§ PROVIDED DATA

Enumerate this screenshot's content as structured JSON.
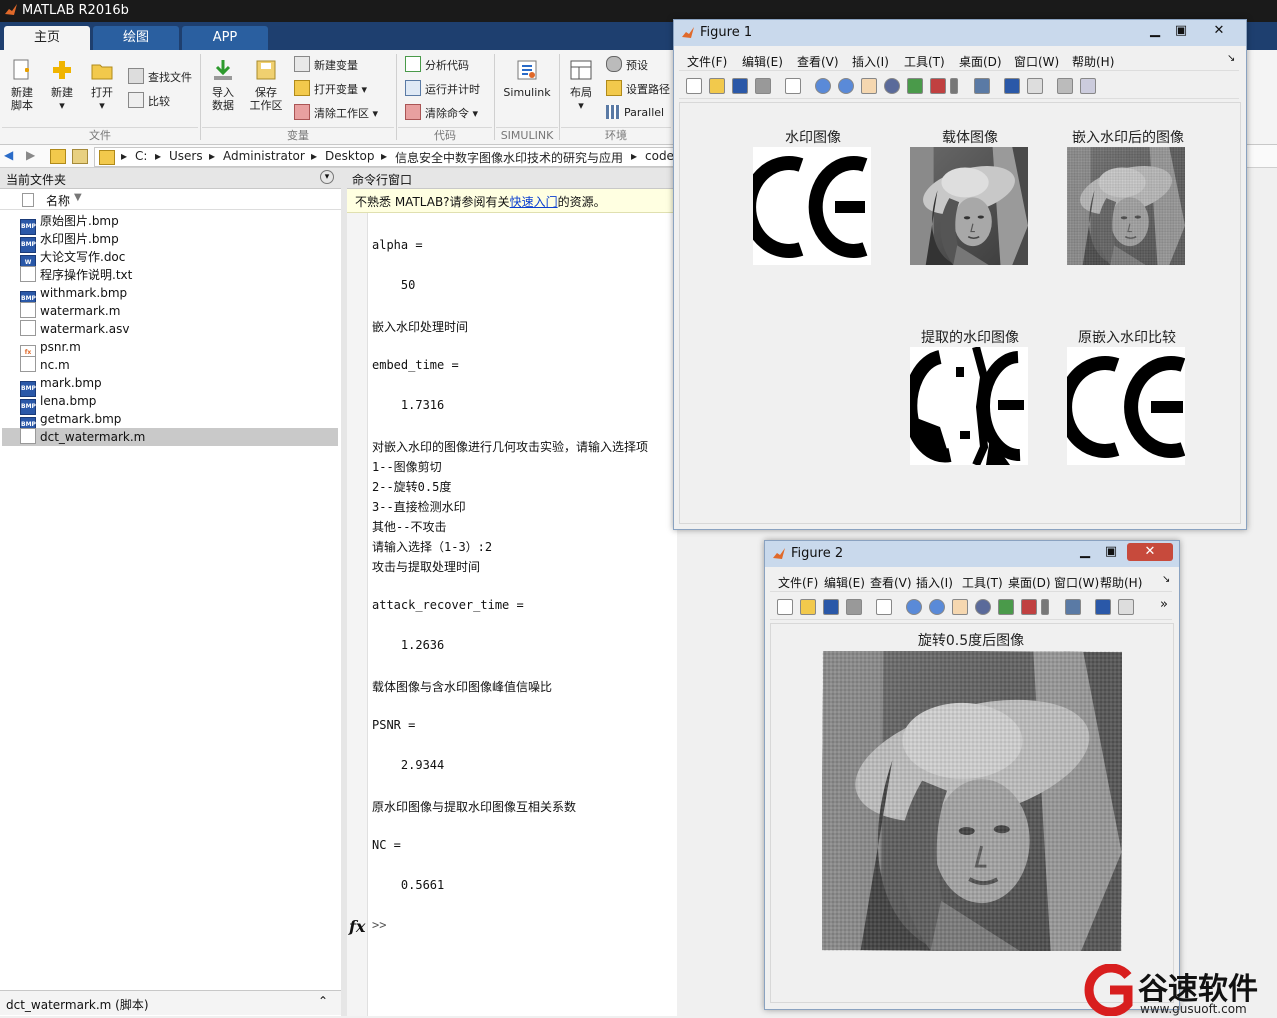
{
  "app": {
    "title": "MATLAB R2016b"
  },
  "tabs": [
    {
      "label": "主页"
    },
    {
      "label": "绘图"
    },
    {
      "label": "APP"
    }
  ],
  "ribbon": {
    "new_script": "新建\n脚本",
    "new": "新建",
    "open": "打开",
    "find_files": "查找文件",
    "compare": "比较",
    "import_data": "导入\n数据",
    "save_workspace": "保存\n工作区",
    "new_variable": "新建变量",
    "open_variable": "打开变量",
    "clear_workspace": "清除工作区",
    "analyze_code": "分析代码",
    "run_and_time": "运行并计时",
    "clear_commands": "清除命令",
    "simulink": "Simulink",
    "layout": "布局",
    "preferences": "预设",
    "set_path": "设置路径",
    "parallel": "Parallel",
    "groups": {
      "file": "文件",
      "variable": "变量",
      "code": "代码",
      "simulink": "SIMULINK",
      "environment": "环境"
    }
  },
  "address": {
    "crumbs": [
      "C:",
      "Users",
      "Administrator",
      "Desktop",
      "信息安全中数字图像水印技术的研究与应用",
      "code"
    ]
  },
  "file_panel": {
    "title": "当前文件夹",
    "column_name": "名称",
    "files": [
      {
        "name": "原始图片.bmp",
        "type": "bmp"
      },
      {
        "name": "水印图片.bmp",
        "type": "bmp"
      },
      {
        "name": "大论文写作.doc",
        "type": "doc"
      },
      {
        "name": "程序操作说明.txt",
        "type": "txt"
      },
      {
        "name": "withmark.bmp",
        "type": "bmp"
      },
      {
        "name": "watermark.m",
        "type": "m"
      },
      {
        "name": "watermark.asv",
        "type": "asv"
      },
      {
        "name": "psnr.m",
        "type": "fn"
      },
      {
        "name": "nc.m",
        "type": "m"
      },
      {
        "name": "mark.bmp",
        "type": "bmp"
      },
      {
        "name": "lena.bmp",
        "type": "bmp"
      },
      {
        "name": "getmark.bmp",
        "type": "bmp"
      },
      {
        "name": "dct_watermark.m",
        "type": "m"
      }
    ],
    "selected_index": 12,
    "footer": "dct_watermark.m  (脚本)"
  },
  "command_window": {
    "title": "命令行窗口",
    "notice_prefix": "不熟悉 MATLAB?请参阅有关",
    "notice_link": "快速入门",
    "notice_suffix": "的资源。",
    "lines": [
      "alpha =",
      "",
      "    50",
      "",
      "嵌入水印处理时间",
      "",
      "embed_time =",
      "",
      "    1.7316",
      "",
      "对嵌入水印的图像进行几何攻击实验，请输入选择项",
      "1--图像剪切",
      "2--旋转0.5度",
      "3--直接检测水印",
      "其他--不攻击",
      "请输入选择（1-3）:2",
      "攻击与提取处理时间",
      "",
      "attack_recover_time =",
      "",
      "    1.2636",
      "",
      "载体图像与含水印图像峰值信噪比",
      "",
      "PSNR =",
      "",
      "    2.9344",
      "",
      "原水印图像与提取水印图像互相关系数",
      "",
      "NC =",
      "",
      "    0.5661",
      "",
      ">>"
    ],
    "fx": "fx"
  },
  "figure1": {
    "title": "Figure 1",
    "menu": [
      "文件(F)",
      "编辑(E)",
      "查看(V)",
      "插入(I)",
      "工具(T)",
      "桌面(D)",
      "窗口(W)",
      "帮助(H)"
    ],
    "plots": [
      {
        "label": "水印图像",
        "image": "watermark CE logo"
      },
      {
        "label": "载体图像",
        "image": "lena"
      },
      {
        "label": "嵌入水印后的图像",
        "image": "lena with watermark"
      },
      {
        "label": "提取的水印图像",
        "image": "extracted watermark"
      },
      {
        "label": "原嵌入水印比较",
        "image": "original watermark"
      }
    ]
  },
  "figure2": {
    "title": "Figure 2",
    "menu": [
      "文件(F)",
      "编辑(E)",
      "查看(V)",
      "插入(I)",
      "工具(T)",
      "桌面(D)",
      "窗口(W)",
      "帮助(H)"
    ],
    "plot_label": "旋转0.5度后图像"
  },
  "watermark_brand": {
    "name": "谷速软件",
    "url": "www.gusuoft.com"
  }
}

§ WHAT NEEDS TO BE DONE
Go through the listing above and write it out again exactly, dropping the pictures.

§ COMPLETE OUTPUT
Enumerate this screenshot's content as structured JSON.
{
  "app": {
    "title": "MATLAB R2016b"
  },
  "tabs": [
    {
      "label": "主页"
    },
    {
      "label": "绘图"
    },
    {
      "label": "APP"
    }
  ],
  "ribbon": {
    "new_script": "新建\n脚本",
    "new": "新建",
    "open": "打开",
    "find_files": "查找文件",
    "compare": "比较",
    "import_data": "导入\n数据",
    "save_workspace": "保存\n工作区",
    "new_variable": "新建变量",
    "open_variable": "打开变量",
    "clear_workspace": "清除工作区",
    "analyze_code": "分析代码",
    "run_and_time": "运行并计时",
    "clear_commands": "清除命令",
    "simulink": "Simulink",
    "layout": "布局",
    "preferences": "预设",
    "set_path": "设置路径",
    "parallel": "Parallel",
    "groups": {
      "file": "文件",
      "variable": "变量",
      "code": "代码",
      "simulink": "SIMULINK",
      "environment": "环境"
    }
  },
  "address": {
    "crumbs": [
      "C:",
      "Users",
      "Administrator",
      "Desktop",
      "信息安全中数字图像水印技术的研究与应用",
      "code"
    ]
  },
  "file_panel": {
    "title": "当前文件夹",
    "column_name": "名称",
    "files": [
      {
        "name": "原始图片.bmp",
        "type": "bmp"
      },
      {
        "name": "水印图片.bmp",
        "type": "bmp"
      },
      {
        "name": "大论文写作.doc",
        "type": "doc"
      },
      {
        "name": "程序操作说明.txt",
        "type": "txt"
      },
      {
        "name": "withmark.bmp",
        "type": "bmp"
      },
      {
        "name": "watermark.m",
        "type": "m"
      },
      {
        "name": "watermark.asv",
        "type": "asv"
      },
      {
        "name": "psnr.m",
        "type": "fn"
      },
      {
        "name": "nc.m",
        "type": "m"
      },
      {
        "name": "mark.bmp",
        "type": "bmp"
      },
      {
        "name": "lena.bmp",
        "type": "bmp"
      },
      {
        "name": "getmark.bmp",
        "type": "bmp"
      },
      {
        "name": "dct_watermark.m",
        "type": "m"
      }
    ],
    "selected_index": 12,
    "footer": "dct_watermark.m  (脚本)"
  },
  "command_window": {
    "title": "命令行窗口",
    "notice_prefix": "不熟悉 MATLAB?请参阅有关",
    "notice_link": "快速入门",
    "notice_suffix": "的资源。",
    "lines": [
      "alpha =",
      "",
      "    50",
      "",
      "嵌入水印处理时间",
      "",
      "embed_time =",
      "",
      "    1.7316",
      "",
      "对嵌入水印的图像进行几何攻击实验，请输入选择项",
      "1--图像剪切",
      "2--旋转0.5度",
      "3--直接检测水印",
      "其他--不攻击",
      "请输入选择（1-3）:2",
      "攻击与提取处理时间",
      "",
      "attack_recover_time =",
      "",
      "    1.2636",
      "",
      "载体图像与含水印图像峰值信噪比",
      "",
      "PSNR =",
      "",
      "    2.9344",
      "",
      "原水印图像与提取水印图像互相关系数",
      "",
      "NC =",
      "",
      "    0.5661",
      "",
      ">>"
    ],
    "fx": "fx"
  },
  "figure1": {
    "title": "Figure 1",
    "menu": [
      "文件(F)",
      "编辑(E)",
      "查看(V)",
      "插入(I)",
      "工具(T)",
      "桌面(D)",
      "窗口(W)",
      "帮助(H)"
    ],
    "plots": [
      {
        "label": "水印图像",
        "image": "watermark CE logo"
      },
      {
        "label": "载体图像",
        "image": "lena"
      },
      {
        "label": "嵌入水印后的图像",
        "image": "lena with watermark"
      },
      {
        "label": "提取的水印图像",
        "image": "extracted watermark"
      },
      {
        "label": "原嵌入水印比较",
        "image": "original watermark"
      }
    ]
  },
  "figure2": {
    "title": "Figure 2",
    "menu": [
      "文件(F)",
      "编辑(E)",
      "查看(V)",
      "插入(I)",
      "工具(T)",
      "桌面(D)",
      "窗口(W)",
      "帮助(H)"
    ],
    "plot_label": "旋转0.5度后图像"
  },
  "watermark_brand": {
    "name": "谷速软件",
    "url": "www.gusuoft.com"
  }
}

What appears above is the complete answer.